======== Records for this task
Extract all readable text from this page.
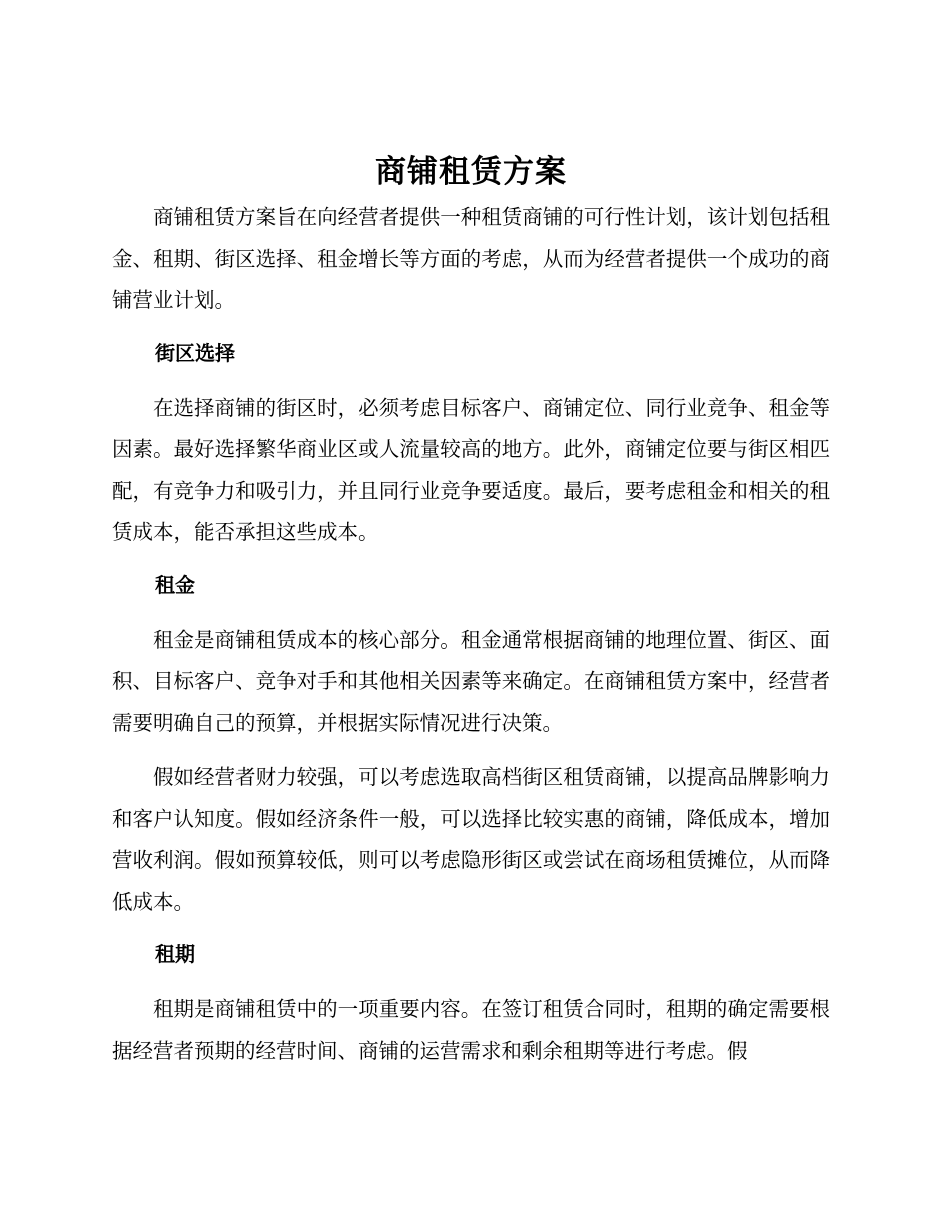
商铺租赁方案

商铺租赁方案旨在向经营者提供一种租赁商铺的可行性计划，该计划包括租金、租期、街区选择、租金增长等方面的考虑，从而为经营者提供一个成功的商铺营业计划。

街区选择

在选择商铺的街区时，必须考虑目标客户、商铺定位、同行业竞争、租金等因素。最好选择繁华商业区或人流量较高的地方。此外，商铺定位要与街区相匹配，有竞争力和吸引力，并且同行业竞争要适度。最后，要考虑租金和相关的租赁成本，能否承担这些成本。

租金

租金是商铺租赁成本的核心部分。租金通常根据商铺的地理位置、街区、面积、目标客户、竞争对手和其他相关因素等来确定。在商铺租赁方案中，经营者需要明确自己的预算，并根据实际情况进行决策。

假如经营者财力较强，可以考虑选取高档街区租赁商铺，以提高品牌影响力和客户认知度。假如经济条件一般，可以选择比较实惠的商铺，降低成本，增加营收利润。假如预算较低，则可以考虑隐形街区或尝试在商场租赁摊位，从而降低成本。

租期

租期是商铺租赁中的一项重要内容。在签订租赁合同时，租期的确定需要根据经营者预期的经营时间、商铺的运营需求和剩余租期等进行考虑。假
================
Look through the data above. Find each line with the string "街区选择" and copy it.

Answer:
商铺租赁方案旨在向经营者提供一种租赁商铺的可行性计划，该计划包括租金、租期、街区选择、租金增长等方面的考虑，从而为经营者提供一个成功的商铺营业计划。
街区选择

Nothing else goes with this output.